Excerpted records:
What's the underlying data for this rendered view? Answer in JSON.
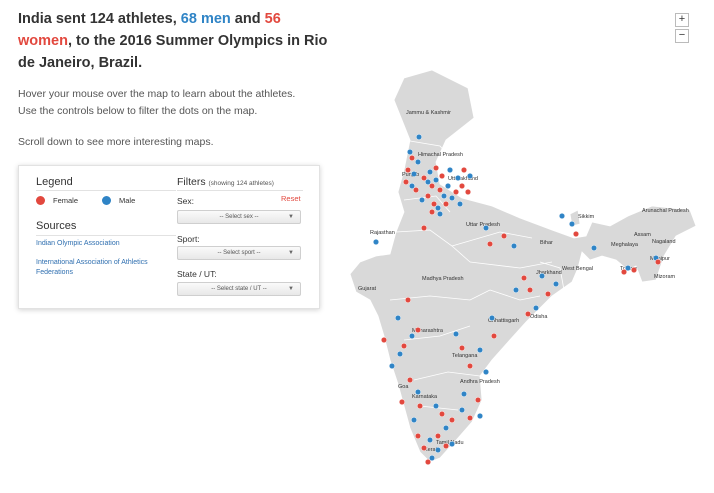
{
  "headline": {
    "part1": "India sent 124 athletes, ",
    "men": "68 men",
    "and": " and ",
    "women": "56 women",
    "part2": ", to the 2016 Summer Olympics in Rio de Janeiro, Brazil."
  },
  "intro": {
    "line1": "Hover your mouse over the map to learn about the athletes.",
    "line2": "Use the controls below to filter the dots on the map.",
    "scroll": "Scroll down to see more interesting maps."
  },
  "legend": {
    "title": "Legend",
    "female": "Female",
    "male": "Male"
  },
  "sources": {
    "title": "Sources",
    "link1": "Indian Olympic Association",
    "link2": "International Association of Athletics Federations"
  },
  "filters": {
    "title": "Filters",
    "count_note": "(showing 124 athletes)",
    "reset": "Reset",
    "sex_label": "Sex:",
    "sex_value": "-- Select sex --",
    "sport_label": "Sport:",
    "sport_value": "-- Select sport --",
    "state_label": "State / UT:",
    "state_value": "-- Select state / UT --"
  },
  "zoom": {
    "in": "+",
    "out": "−"
  },
  "colors": {
    "female": "#e2483e",
    "male": "#2f84c6",
    "land": "#d9d9d9",
    "border": "#ffffff"
  },
  "map": {
    "states": [
      "Jammu & Kashmir",
      "Himachal Pradesh",
      "Punjab",
      "Uttarakhand",
      "Rajasthan",
      "Uttar Pradesh",
      "Sikkim",
      "Arunachal Pradesh",
      "Assam",
      "Nagaland",
      "Meghalaya",
      "Manipur",
      "Bihar",
      "West Bengal",
      "Tripura",
      "Mizoram",
      "Jharkhand",
      "Gujarat",
      "Madhya Pradesh",
      "Chhattisgarh",
      "Odisha",
      "Maharashtra",
      "Telangana",
      "Goa",
      "Andhra Pradesh",
      "Karnataka",
      "Tamil Nadu",
      "Kerala"
    ]
  }
}
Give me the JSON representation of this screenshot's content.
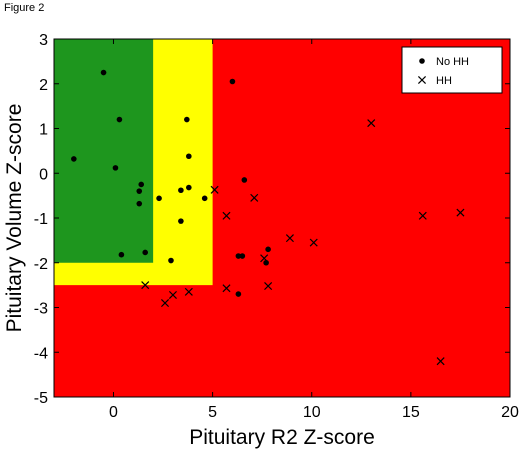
{
  "figure_label": "Figure 2",
  "chart_data": {
    "type": "scatter",
    "title": "",
    "xlabel": "Pituitary R2 Z-score",
    "ylabel": "Pituitary Volume Z-score",
    "xlim": [
      -3,
      20
    ],
    "ylim": [
      -5,
      3
    ],
    "xticks": [
      0,
      5,
      10,
      15,
      20
    ],
    "yticks": [
      3,
      2,
      1,
      0,
      -1,
      -2,
      -3,
      -4,
      -5
    ],
    "grid": false,
    "legend_position": "top-right",
    "regions": [
      {
        "color": "#ff0000",
        "x": [
          -3,
          20
        ],
        "y": [
          -5,
          3
        ]
      },
      {
        "color": "#ffff00",
        "x": [
          -3,
          5
        ],
        "y": [
          -2.5,
          3
        ]
      },
      {
        "color": "#1e961e",
        "x": [
          -3,
          2
        ],
        "y": [
          -2,
          3
        ]
      }
    ],
    "series": [
      {
        "name": "No HH",
        "marker": "dot",
        "color": "#000000",
        "points": [
          [
            -0.5,
            2.25
          ],
          [
            -2.0,
            0.32
          ],
          [
            0.3,
            1.2
          ],
          [
            0.1,
            0.12
          ],
          [
            1.4,
            -0.25
          ],
          [
            1.3,
            -0.4
          ],
          [
            1.3,
            -0.68
          ],
          [
            1.6,
            -1.77
          ],
          [
            0.4,
            -1.82
          ],
          [
            3.7,
            1.2
          ],
          [
            3.8,
            0.38
          ],
          [
            3.8,
            -0.32
          ],
          [
            3.4,
            -0.38
          ],
          [
            2.3,
            -0.56
          ],
          [
            3.4,
            -1.07
          ],
          [
            2.9,
            -1.95
          ],
          [
            4.6,
            -0.56
          ],
          [
            6.0,
            2.05
          ],
          [
            6.6,
            -0.15
          ],
          [
            6.3,
            -1.85
          ],
          [
            6.5,
            -1.85
          ],
          [
            7.8,
            -1.7
          ],
          [
            7.7,
            -2.0
          ],
          [
            6.3,
            -2.7
          ]
        ]
      },
      {
        "name": "HH",
        "marker": "x",
        "color": "#000000",
        "points": [
          [
            1.6,
            -2.5
          ],
          [
            3.0,
            -2.72
          ],
          [
            3.8,
            -2.65
          ],
          [
            2.6,
            -2.9
          ],
          [
            5.1,
            -0.37
          ],
          [
            5.7,
            -0.95
          ],
          [
            7.1,
            -0.55
          ],
          [
            5.7,
            -2.57
          ],
          [
            7.6,
            -1.9
          ],
          [
            7.8,
            -2.52
          ],
          [
            8.9,
            -1.45
          ],
          [
            10.1,
            -1.55
          ],
          [
            13.0,
            1.12
          ],
          [
            15.6,
            -0.95
          ],
          [
            17.5,
            -0.88
          ],
          [
            16.5,
            -4.2
          ]
        ]
      }
    ]
  }
}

Set task: Select every line in the records above that contains the word "title".

Final result:
    "title": "Legend",
    "title": "Sources",
    "title": "Filters",
    "title": "",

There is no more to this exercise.